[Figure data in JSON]
++++++
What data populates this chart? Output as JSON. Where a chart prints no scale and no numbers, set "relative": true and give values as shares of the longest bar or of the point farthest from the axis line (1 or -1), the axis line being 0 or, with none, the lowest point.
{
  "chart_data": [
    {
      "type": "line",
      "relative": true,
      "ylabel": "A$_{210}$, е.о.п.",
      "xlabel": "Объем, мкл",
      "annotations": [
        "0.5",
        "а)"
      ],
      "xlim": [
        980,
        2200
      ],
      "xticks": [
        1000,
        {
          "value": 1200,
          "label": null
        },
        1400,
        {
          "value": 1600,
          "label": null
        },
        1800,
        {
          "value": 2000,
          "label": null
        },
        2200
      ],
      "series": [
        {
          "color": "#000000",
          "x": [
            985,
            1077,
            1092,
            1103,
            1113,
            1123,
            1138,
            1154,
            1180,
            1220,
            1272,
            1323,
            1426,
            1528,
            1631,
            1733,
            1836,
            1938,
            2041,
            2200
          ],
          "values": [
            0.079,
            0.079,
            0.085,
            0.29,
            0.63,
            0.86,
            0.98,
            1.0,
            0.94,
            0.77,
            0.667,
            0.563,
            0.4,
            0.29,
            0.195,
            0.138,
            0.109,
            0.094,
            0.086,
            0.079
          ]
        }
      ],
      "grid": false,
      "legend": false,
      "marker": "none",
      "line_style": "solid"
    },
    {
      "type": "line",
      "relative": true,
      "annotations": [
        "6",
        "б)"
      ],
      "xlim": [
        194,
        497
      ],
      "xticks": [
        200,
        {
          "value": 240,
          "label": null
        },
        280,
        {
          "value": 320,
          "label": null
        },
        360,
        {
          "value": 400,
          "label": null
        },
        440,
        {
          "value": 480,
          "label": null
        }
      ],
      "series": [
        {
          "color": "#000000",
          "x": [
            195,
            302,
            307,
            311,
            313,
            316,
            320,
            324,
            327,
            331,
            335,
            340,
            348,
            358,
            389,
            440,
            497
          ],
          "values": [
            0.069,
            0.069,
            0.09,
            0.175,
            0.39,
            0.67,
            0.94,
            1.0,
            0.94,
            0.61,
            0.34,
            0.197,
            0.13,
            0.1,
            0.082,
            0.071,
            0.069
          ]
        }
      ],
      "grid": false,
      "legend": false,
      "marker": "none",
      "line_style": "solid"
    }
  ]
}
++++++
WHAT YOU WILL DO ▸ Can you reproduce all the material exactly?

COMPLETE ANSWER ▸
What data populates this chart? Output as JSON. Where a chart prints no scale and no numbers, set "relative": true and give values as shares of the longest bar or of the point farthest from the axis line (1 or -1), the axis line being 0 or, with none, the lowest point.
{
  "chart_data": [
    {
      "type": "line",
      "relative": true,
      "ylabel": "A$_{210}$, е.о.п.",
      "xlabel": "Объем, мкл",
      "annotations": [
        "0.5",
        "а)"
      ],
      "xlim": [
        980,
        2200
      ],
      "xticks": [
        1000,
        {
          "value": 1200,
          "label": null
        },
        1400,
        {
          "value": 1600,
          "label": null
        },
        1800,
        {
          "value": 2000,
          "label": null
        },
        2200
      ],
      "series": [
        {
          "color": "#000000",
          "x": [
            985,
            1077,
            1092,
            1103,
            1113,
            1123,
            1138,
            1154,
            1180,
            1220,
            1272,
            1323,
            1426,
            1528,
            1631,
            1733,
            1836,
            1938,
            2041,
            2200
          ],
          "values": [
            0.079,
            0.079,
            0.085,
            0.29,
            0.63,
            0.86,
            0.98,
            1.0,
            0.94,
            0.77,
            0.667,
            0.563,
            0.4,
            0.29,
            0.195,
            0.138,
            0.109,
            0.094,
            0.086,
            0.079
          ]
        }
      ],
      "grid": false,
      "legend": false,
      "marker": "none",
      "line_style": "solid"
    },
    {
      "type": "line",
      "relative": true,
      "annotations": [
        "6",
        "б)"
      ],
      "xlim": [
        194,
        497
      ],
      "xticks": [
        200,
        {
          "value": 240,
          "label": null
        },
        280,
        {
          "value": 320,
          "label": null
        },
        360,
        {
          "value": 400,
          "label": null
        },
        440,
        {
          "value": 480,
          "label": null
        }
      ],
      "series": [
        {
          "color": "#000000",
          "x": [
            195,
            302,
            307,
            311,
            313,
            316,
            320,
            324,
            327,
            331,
            335,
            340,
            348,
            358,
            389,
            440,
            497
          ],
          "values": [
            0.069,
            0.069,
            0.09,
            0.175,
            0.39,
            0.67,
            0.94,
            1.0,
            0.94,
            0.61,
            0.34,
            0.197,
            0.13,
            0.1,
            0.082,
            0.071,
            0.069
          ]
        }
      ],
      "grid": false,
      "legend": false,
      "marker": "none",
      "line_style": "solid"
    }
  ]
}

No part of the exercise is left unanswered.